Please repeat all of the lines that follow, exactly as written.

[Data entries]
▽
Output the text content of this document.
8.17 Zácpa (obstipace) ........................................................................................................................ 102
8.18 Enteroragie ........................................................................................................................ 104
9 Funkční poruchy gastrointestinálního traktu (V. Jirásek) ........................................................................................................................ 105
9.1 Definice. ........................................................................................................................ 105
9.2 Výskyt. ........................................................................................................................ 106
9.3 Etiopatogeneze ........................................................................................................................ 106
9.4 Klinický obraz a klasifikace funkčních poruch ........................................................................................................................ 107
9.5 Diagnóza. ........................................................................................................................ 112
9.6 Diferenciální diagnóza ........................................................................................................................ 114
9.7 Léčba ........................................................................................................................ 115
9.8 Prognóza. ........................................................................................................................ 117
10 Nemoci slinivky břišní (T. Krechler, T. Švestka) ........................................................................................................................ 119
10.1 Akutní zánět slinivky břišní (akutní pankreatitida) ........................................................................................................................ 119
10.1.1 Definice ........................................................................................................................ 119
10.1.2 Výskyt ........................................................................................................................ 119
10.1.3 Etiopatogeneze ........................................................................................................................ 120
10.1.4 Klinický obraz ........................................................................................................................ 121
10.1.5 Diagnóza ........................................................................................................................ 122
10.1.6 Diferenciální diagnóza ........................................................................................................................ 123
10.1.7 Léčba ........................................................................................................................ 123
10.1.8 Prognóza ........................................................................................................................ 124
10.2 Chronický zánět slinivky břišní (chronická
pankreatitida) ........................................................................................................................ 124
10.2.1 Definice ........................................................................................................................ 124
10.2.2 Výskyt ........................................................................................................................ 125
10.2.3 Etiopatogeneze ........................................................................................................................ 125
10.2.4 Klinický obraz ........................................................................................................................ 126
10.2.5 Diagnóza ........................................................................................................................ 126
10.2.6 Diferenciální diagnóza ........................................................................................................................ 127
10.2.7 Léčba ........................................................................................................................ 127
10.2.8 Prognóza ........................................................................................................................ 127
△
Exercise output
Output the text content of this document.
8.17 Zácpa (obstipace) ........................................................................................................................ 102
8.18 Enteroragie ........................................................................................................................ 104
9 Funkční poruchy gastrointestinálního traktu (V. Jirásek) ........................................................................................................................ 105
9.1 Definice. ........................................................................................................................ 105
9.2 Výskyt. ........................................................................................................................ 106
9.3 Etiopatogeneze ........................................................................................................................ 106
9.4 Klinický obraz a klasifikace funkčních poruch ........................................................................................................................ 107
9.5 Diagnóza. ........................................................................................................................ 112
9.6 Diferenciální diagnóza ........................................................................................................................ 114
9.7 Léčba ........................................................................................................................ 115
9.8 Prognóza. ........................................................................................................................ 117
10 Nemoci slinivky břišní (T. Krechler, T. Švestka) ........................................................................................................................ 119
10.1 Akutní zánět slinivky břišní (akutní pankreatitida) ........................................................................................................................ 119
10.1.1 Definice ........................................................................................................................ 119
10.1.2 Výskyt ........................................................................................................................ 119
10.1.3 Etiopatogeneze ........................................................................................................................ 120
10.1.4 Klinický obraz ........................................................................................................................ 121
10.1.5 Diagnóza ........................................................................................................................ 122
10.1.6 Diferenciální diagnóza ........................................................................................................................ 123
10.1.7 Léčba ........................................................................................................................ 123
10.1.8 Prognóza ........................................................................................................................ 124
10.2 Chronický zánět slinivky břišní (chronická
pankreatitida) ........................................................................................................................ 124
10.2.1 Definice ........................................................................................................................ 124
10.2.2 Výskyt ........................................................................................................................ 125
10.2.3 Etiopatogeneze ........................................................................................................................ 125
10.2.4 Klinický obraz ........................................................................................................................ 126
10.2.5 Diagnóza ........................................................................................................................ 126
10.2.6 Diferenciální diagnóza ........................................................................................................................ 127
10.2.7 Léčba ........................................................................................................................ 127
10.2.8 Prognóza ........................................................................................................................ 127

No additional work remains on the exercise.